**WRITTEN INSTRUCTION**: Locate the string "заменить" throughout the material and copy every line in which it occurs.

──────────────────────────────

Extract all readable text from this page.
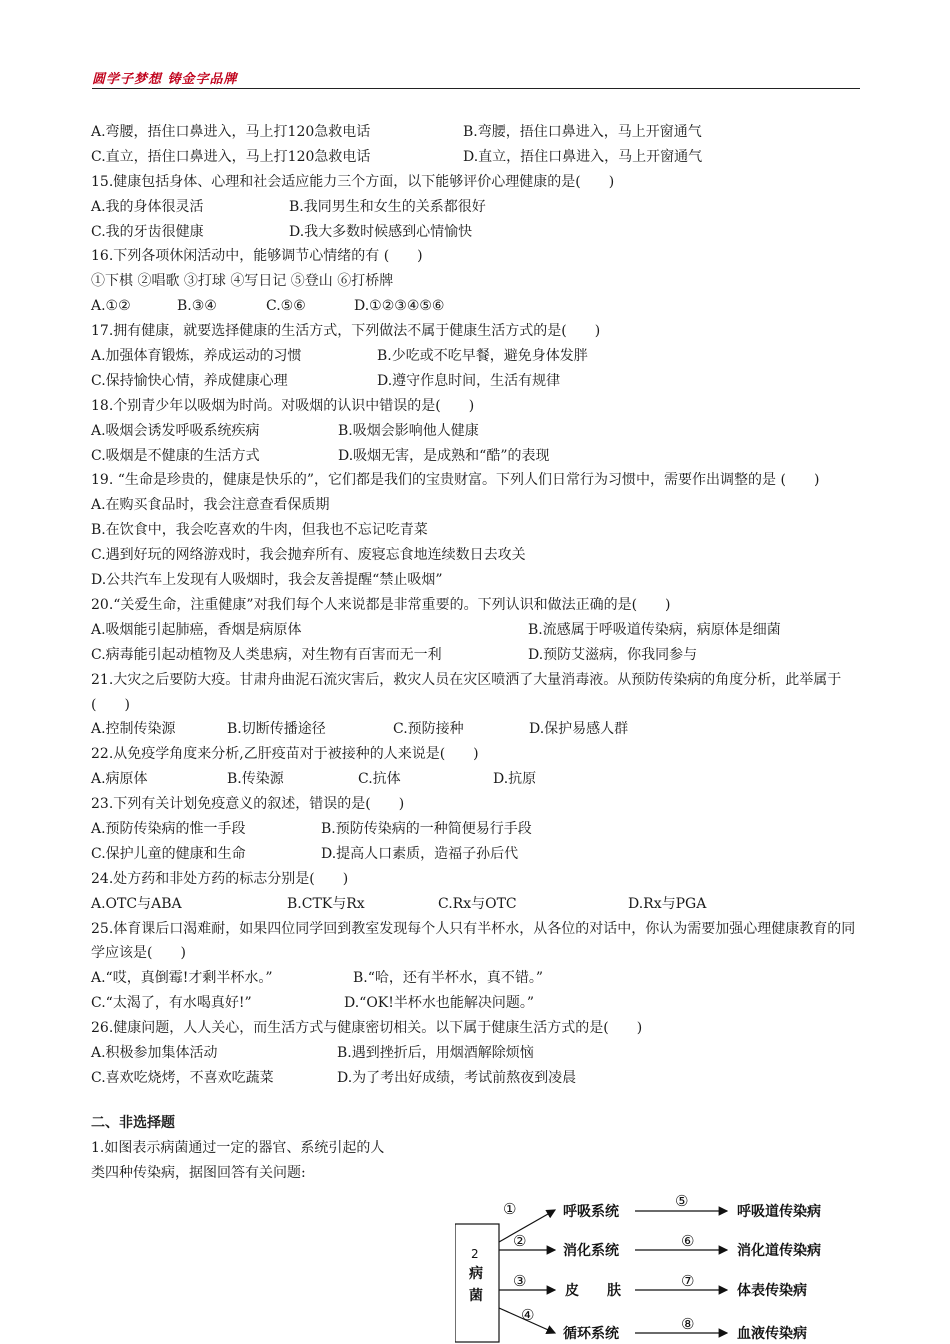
圆学子梦想 铸金字品牌
A.弯腰，捂住口鼻进入，马上打120急救电话	B.弯腰，捂住口鼻进入，马上开窗通气
C.直立，捂住口鼻进入，马上打120急救电话	D.直立，捂住口鼻进入，马上开窗通气
15.健康包括身体、心理和社会适应能力三个方面，以下能够评价心理健康的是(　　)
A.我的身体很灵活	B.我同男生和女生的关系都很好
C.我的牙齿很健康	D.我大多数时候感到心情愉快
16.下列各项休闲活动中，能够调节心情绪的有 (　　)
①下棋 ②唱歌 ③打球 ④写日记 ⑤登山 ⑥打桥牌
A.①②	B.③④	C.⑤⑥	D.①②③④⑤⑥
17.拥有健康，就要选择健康的生活方式，下列做法不属于健康生活方式的是(　　)
A.加强体育锻炼，养成运动的习惯	B.少吃或不吃早餐，避免身体发胖
C.保持愉快心情，养成健康心理	D.遵守作息时间，生活有规律
18.个别青少年以吸烟为时尚。对吸烟的认识中错误的是(　　)
A.吸烟会诱发呼吸系统疾病	B.吸烟会影响他人健康
C.吸烟是不健康的生活方式	D.吸烟无害，是成熟和“酷”的表现
19. “生命是珍贵的，健康是快乐的”，它们都是我们的宝贵财富。下列人们日常行为习惯中，需要作出调整的是 (　　)
A.在购买食品时，我会注意查看保质期
B.在饮食中，我会吃喜欢的牛肉，但我也不忘记吃青菜
C.遇到好玩的网络游戏时，我会抛弃所有、废寝忘食地连续数日去攻关
D.公共汽车上发现有人吸烟时，我会友善提醒“禁止吸烟”
20.“关爱生命，注重健康”对我们每个人来说都是非常重要的。下列认识和做法正确的是(　　)
A.吸烟能引起肺癌，香烟是病原体	B.流感属于呼吸道传染病，病原体是细菌
C.病毒能引起动植物及人类患病，对生物有百害而无一利	D.预防艾滋病，你我同参与
21.大灾之后要防大疫。甘肃舟曲泥石流灾害后，救灾人员在灾区喷洒了大量消毒液。从预防传染病的角度分析，此举属于(　　)
A.控制传染源	B.切断传播途径	C.预防接种	D.保护易感人群
22.从免疫学角度来分析,乙肝疫苗对于被接种的人来说是(　　)
A.病原体	B.传染源	C.抗体	D.抗原
23.下列有关计划免疫意义的叙述，错误的是(　　)
A.预防传染病的惟一手段	B.预防传染病的一种简便易行手段
C.保护儿童的健康和生命	D.提高人口素质，造福子孙后代
24.处方药和非处方药的标志分别是(　　)
A.OTC与ABA	B.CTK与Rx	C.Rx与OTC	D.Rx与PGA
25.体育课后口渴难耐，如果四位同学回到教室发现每个人只有半杯水，从各位的对话中，你认为需要加强心理健康教育的同学应该是(　　)
A.“哎，真倒霉!才剩半杯水。”	B.“哈，还有半杯水，真不错。”
C.“太渴了，有水喝真好!”	D.“OK!半杯水也能解决问题。”
26.健康问题，人人关心，而生活方式与健康密切相关。以下属于健康生活方式的是(　　)
A.积极参加集体活动	B.遇到挫折后，用烟酒解除烦恼
C.喜欢吃烧烤，不喜欢吃蔬菜	D.为了考出好成绩，考试前熬夜到凌晨
二、非选择题
1.如图表示病菌通过一定的器官、系统引起的人
类四种传染病，据图回答有关问题:
2
病
菌
①
②
③
④
呼吸系统
消化系统
皮　　肤
循环系统
⑤
⑥
⑦
⑧
呼吸道传染病
消化道传染病
体表传染病
血液传染病
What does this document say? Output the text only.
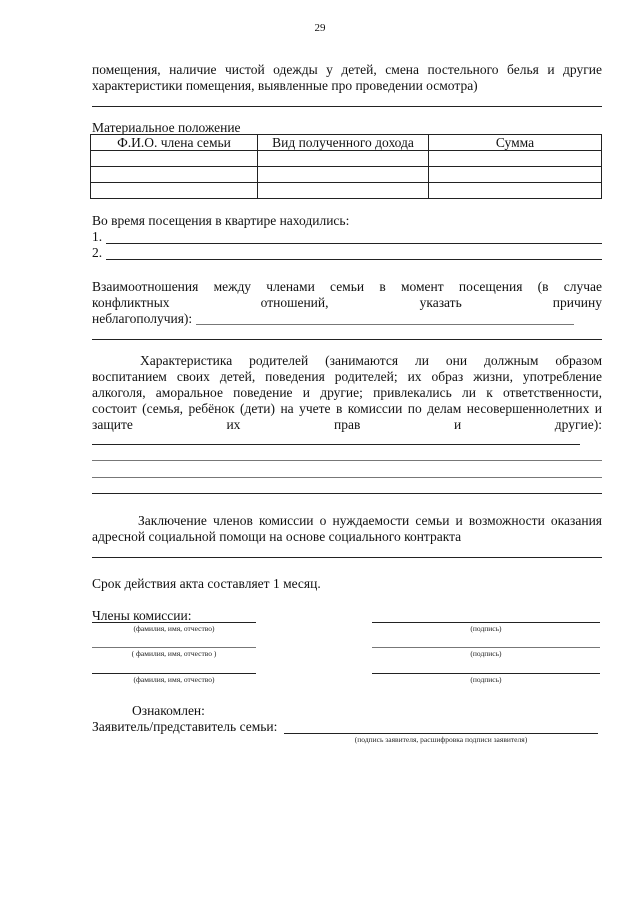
29
помещения, наличие чистой одежды у детей, смена постельного белья и другие
характеристики помещения, выявленные про проведении осмотра)
Материальное положение
Ф.И.О. члена семьи	Вид полученного дохода	Сумма

Во время посещения в квартире находились:
1.
2.
Взаимоотношения между членами семьи в момент посещения (в случае
конфликтных отношений, указать причину
неблагополучия):
Характеристика родителей (занимаются ли они должным образом
воспитанием своих детей, поведения родителей; их образ жизни, употребление
алкоголя, аморальное поведение и другие; привлекались ли к ответственности,
состоит (семья, ребёнок (дети) на учете в комиссии по делам несовершеннолетних и
защите их прав и другие):
Заключение членов комиссии о нуждаемости семьи и возможности оказания
адресной социальной помощи на основе социального контракта
Срок действия акта составляет 1 месяц.
Члены комиссии:
(фамилия, имя, отчество)	(подпись)
( фамилия, имя, отчество )	(подпись)
(фамилия, имя, отчество)	(подпись)
Ознакомлен:
Заявитель/представитель семьи:
(подпись заявителя, расшифровка подписи заявителя)
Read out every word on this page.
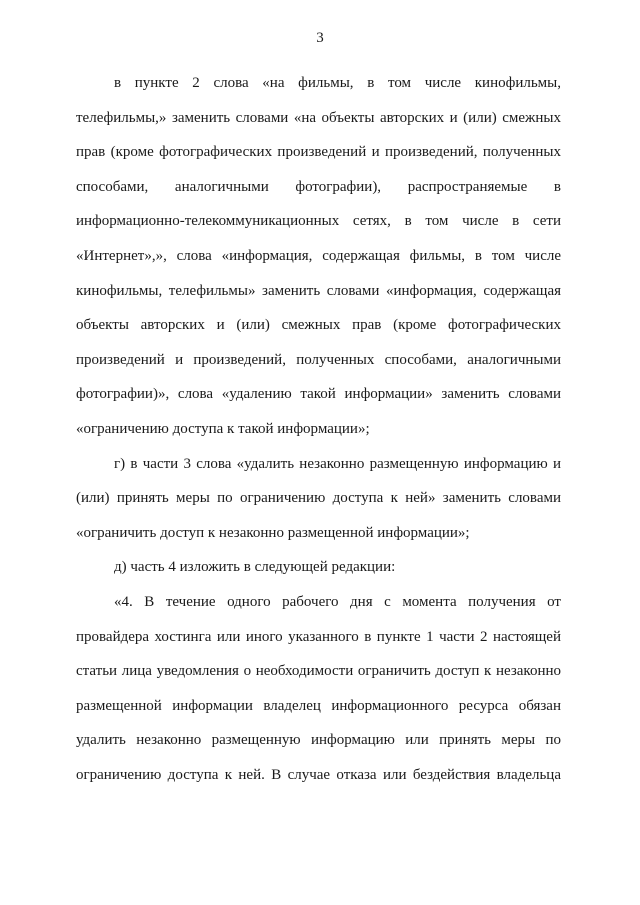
3

в пункте 2 слова «на фильмы, в том числе кинофильмы,
телефильмы,» заменить словами «на объекты авторских и (или) смежных
прав (кроме фотографических произведений и произведений, полученных
способами, аналогичными фотографии), распространяемые в
информационно-телекоммуникационных сетях, в том числе в сети
«Интернет»,», слова «информация, содержащая фильмы, в том числе
кинофильмы, телефильмы» заменить словами «информация, содержащая
объекты авторских и (или) смежных прав (кроме фотографических
произведений и произведений, полученных способами, аналогичными
фотографии)», слова «удалению такой информации» заменить словами
«ограничению доступа к такой информации»;

г) в части 3 слова «удалить незаконно размещенную информацию и
(или) принять меры по ограничению доступа к ней» заменить словами
«ограничить доступ к незаконно размещенной информации»;

д) часть 4 изложить в следующей редакции:

«4. В течение одного рабочего дня с момента получения от
провайдера хостинга или иного указанного в пункте 1 части 2 настоящей
статьи лица уведомления о необходимости ограничить доступ к незаконно
размещенной информации владелец информационного ресурса обязан
удалить незаконно размещенную информацию или принять меры по
ограничению доступа к ней. В случае отказа или бездействия владельца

──────────────────────────────

**ANSWER IN FULL**:
телефильмы,» заменить словами «на объекты авторских и (или) смежных
кинофильмы, телефильмы» заменить словами «информация, содержащая
фотографии)», слова «удалению такой информации» заменить словами
(или) принять меры по ограничению доступа к ней» заменить словами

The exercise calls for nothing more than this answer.